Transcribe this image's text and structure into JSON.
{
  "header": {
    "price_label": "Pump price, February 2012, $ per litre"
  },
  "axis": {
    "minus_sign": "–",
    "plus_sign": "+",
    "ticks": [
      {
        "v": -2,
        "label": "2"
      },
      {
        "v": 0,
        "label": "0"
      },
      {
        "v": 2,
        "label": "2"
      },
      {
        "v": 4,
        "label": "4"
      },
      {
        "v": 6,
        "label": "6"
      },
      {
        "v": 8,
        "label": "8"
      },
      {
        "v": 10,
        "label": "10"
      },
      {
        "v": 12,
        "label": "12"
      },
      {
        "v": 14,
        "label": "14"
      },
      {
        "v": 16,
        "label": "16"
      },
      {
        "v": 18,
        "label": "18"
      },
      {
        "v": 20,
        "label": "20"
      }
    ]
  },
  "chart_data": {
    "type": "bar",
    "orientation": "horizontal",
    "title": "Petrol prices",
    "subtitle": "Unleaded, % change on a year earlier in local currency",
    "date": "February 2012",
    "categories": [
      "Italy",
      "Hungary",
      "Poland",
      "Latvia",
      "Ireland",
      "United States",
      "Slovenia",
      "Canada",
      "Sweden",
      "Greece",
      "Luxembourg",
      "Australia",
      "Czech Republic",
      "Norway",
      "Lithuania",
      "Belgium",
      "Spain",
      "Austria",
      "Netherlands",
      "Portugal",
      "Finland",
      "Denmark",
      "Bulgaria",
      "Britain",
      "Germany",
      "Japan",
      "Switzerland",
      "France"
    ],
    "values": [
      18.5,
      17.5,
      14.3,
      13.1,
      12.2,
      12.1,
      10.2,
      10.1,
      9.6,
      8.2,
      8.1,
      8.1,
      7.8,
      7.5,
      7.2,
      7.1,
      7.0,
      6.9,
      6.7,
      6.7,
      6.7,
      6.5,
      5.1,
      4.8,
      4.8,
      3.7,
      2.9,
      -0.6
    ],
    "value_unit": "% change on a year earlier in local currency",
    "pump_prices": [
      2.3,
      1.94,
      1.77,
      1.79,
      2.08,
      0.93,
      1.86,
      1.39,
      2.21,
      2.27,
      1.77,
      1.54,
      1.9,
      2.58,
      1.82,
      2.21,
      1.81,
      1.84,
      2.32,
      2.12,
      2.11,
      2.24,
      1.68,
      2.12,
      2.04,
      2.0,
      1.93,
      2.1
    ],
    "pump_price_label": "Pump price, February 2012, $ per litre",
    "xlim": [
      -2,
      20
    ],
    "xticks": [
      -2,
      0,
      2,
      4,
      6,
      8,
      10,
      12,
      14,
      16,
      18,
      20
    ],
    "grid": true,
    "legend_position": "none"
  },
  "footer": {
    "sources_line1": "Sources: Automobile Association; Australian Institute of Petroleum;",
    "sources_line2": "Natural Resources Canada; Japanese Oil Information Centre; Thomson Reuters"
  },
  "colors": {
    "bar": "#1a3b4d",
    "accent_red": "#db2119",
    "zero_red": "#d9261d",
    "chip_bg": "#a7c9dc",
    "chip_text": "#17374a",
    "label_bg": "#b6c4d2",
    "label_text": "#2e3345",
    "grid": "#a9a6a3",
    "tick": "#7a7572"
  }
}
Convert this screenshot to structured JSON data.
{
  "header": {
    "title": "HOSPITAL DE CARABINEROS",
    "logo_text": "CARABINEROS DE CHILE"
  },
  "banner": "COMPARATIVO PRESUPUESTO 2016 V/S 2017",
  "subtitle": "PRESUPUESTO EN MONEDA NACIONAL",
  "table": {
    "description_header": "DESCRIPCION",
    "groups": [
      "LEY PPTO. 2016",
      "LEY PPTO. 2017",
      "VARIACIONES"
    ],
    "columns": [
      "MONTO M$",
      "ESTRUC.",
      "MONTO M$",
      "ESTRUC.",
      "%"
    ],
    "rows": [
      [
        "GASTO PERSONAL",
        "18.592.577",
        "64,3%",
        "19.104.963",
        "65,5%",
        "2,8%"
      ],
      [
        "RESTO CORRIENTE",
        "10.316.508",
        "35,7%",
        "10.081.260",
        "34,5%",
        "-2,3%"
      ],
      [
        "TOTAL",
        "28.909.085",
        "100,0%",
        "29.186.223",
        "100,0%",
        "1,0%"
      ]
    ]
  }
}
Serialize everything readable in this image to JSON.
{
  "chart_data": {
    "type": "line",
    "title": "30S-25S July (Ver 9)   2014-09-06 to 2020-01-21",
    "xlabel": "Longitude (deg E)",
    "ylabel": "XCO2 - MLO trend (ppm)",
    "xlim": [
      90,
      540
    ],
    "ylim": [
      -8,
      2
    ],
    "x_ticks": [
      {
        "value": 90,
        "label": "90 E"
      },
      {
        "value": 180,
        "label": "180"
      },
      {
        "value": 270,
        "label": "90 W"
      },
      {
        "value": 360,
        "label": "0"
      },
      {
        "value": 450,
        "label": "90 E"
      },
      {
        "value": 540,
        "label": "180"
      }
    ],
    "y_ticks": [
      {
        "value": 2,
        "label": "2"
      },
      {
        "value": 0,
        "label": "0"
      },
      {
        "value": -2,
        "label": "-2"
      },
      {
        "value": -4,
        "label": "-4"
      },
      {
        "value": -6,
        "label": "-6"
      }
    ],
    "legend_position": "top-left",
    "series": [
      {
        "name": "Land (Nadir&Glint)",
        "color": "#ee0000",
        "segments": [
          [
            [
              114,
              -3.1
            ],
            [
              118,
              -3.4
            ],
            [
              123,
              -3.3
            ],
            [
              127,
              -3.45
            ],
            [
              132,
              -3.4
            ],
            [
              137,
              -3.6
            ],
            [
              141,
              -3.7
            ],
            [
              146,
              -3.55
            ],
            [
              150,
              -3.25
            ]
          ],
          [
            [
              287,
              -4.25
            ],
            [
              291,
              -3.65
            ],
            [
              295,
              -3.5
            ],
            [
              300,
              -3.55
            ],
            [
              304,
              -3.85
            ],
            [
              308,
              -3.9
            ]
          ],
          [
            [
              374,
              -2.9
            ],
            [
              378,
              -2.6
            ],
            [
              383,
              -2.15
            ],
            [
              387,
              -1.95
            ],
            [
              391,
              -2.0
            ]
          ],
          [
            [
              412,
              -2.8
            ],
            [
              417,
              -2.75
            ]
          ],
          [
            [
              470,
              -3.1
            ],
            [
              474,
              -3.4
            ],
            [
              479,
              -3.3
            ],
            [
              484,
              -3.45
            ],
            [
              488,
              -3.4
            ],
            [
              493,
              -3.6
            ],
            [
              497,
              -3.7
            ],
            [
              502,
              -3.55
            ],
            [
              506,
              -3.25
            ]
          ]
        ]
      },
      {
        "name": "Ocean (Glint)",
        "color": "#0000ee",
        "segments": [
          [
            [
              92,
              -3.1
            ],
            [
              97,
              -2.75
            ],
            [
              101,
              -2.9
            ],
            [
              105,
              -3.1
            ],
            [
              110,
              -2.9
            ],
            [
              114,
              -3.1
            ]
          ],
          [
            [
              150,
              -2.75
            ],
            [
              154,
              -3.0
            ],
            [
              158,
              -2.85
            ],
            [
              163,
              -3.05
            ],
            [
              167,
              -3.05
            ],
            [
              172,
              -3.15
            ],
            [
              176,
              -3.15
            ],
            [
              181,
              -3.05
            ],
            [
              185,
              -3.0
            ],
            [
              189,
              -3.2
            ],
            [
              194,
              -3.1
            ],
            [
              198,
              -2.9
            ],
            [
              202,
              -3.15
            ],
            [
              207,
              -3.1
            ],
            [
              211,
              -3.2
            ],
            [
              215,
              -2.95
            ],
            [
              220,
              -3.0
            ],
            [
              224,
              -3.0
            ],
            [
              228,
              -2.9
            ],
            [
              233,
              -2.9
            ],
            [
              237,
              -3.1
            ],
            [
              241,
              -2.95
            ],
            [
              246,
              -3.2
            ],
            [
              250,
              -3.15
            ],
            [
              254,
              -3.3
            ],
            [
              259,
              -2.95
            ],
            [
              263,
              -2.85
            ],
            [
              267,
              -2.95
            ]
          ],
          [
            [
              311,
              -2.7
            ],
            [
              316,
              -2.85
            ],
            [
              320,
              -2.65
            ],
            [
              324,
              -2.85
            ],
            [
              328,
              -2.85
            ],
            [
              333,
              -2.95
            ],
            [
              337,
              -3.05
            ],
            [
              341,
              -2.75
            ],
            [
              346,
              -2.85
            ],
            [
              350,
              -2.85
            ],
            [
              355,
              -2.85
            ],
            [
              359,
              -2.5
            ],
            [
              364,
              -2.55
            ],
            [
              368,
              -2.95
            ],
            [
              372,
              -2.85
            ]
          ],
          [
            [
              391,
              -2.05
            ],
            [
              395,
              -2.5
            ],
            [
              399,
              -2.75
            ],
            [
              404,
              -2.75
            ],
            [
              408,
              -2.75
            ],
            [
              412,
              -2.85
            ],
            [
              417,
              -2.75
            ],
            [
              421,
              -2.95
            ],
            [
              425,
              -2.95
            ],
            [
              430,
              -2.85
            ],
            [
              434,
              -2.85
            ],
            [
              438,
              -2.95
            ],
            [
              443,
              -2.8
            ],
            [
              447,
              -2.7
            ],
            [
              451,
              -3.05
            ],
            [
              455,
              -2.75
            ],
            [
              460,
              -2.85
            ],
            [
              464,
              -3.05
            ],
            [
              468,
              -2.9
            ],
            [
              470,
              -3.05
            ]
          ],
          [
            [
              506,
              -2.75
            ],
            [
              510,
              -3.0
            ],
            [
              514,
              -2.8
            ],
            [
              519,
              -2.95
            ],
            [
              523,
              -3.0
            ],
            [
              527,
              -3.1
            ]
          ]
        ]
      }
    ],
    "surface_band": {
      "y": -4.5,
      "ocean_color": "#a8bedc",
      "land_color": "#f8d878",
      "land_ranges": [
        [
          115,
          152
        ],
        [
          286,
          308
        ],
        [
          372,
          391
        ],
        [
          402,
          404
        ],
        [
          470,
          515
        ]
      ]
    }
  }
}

----

Task to complete => Where a line above contains the string "PRESUPUESTO", copy that line.

Answer below =>
  "banner": "COMPARATIVO PRESUPUESTO 2016 V/S 2017",
  "subtitle": "PRESUPUESTO EN MONEDA NACIONAL",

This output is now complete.